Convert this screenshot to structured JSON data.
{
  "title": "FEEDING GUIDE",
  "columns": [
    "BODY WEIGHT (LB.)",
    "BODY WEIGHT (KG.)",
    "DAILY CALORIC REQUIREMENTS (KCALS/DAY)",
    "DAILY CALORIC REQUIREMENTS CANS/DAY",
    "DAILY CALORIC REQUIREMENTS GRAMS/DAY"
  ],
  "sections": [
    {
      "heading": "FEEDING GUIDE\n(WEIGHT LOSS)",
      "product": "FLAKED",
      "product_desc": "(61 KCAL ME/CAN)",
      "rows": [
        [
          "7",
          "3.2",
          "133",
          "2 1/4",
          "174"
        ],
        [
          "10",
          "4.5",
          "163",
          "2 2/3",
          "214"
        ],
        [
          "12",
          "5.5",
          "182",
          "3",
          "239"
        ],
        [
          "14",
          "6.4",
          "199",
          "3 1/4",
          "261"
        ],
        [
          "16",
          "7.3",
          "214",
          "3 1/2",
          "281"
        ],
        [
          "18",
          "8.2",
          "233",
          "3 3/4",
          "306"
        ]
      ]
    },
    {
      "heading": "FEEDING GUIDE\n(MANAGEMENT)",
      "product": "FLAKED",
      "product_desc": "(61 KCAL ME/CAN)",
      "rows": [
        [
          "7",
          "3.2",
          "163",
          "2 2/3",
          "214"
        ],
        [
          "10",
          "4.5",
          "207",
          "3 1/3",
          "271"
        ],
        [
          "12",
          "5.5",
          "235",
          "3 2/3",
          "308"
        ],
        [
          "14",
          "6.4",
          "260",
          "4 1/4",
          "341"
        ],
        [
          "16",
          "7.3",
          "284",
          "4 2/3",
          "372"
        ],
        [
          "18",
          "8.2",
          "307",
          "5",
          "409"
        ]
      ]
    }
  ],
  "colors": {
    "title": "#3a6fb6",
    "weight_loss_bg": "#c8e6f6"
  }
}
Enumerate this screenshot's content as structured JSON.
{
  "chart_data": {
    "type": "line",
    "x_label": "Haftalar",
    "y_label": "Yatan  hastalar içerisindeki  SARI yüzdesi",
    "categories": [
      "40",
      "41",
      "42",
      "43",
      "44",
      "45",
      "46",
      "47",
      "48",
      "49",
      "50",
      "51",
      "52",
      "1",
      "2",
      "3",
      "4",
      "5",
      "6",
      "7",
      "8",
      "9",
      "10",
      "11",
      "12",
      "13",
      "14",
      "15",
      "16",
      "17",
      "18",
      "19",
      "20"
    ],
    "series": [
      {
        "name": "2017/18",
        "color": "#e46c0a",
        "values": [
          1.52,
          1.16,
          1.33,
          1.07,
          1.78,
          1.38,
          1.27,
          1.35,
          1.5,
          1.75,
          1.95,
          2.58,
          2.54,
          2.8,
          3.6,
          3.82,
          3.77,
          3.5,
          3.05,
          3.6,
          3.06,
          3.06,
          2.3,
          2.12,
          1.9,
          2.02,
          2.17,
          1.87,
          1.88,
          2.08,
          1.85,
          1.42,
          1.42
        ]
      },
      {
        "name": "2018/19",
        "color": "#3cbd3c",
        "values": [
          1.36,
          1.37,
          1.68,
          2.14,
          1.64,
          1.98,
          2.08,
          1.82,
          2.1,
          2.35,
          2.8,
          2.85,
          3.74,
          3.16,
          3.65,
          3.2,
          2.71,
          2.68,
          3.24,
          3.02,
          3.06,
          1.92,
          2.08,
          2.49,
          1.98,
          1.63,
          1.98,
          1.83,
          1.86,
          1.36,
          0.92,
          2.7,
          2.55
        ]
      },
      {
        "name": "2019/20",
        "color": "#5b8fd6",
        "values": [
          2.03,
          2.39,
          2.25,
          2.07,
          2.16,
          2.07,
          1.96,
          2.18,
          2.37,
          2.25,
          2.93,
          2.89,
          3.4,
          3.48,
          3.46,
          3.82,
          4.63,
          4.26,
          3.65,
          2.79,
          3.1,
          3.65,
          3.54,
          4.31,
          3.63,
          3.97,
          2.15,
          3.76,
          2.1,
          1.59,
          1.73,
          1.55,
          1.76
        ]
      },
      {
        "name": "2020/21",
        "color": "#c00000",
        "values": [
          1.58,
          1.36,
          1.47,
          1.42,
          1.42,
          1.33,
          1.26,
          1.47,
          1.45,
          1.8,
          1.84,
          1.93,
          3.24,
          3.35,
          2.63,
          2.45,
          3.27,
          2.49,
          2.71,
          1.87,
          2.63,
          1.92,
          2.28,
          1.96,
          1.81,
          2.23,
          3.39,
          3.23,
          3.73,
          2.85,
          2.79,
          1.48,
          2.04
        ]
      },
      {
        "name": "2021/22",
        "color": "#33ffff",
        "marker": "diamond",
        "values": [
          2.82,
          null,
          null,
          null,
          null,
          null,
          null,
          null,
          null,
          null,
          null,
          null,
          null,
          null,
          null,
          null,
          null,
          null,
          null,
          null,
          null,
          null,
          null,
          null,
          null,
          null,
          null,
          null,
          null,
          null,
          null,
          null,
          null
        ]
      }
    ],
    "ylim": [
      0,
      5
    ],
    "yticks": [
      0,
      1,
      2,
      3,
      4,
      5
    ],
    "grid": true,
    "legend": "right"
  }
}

☆ ☆ ☆ ☆

Given task –
Select every line of the records holding the string "CALORIC".

Answer to the exercise –
    "DAILY CALORIC REQUIREMENTS (KCALS/DAY)",
    "DAILY CALORIC REQUIREMENTS CANS/DAY",
    "DAILY CALORIC REQUIREMENTS GRAMS/DAY"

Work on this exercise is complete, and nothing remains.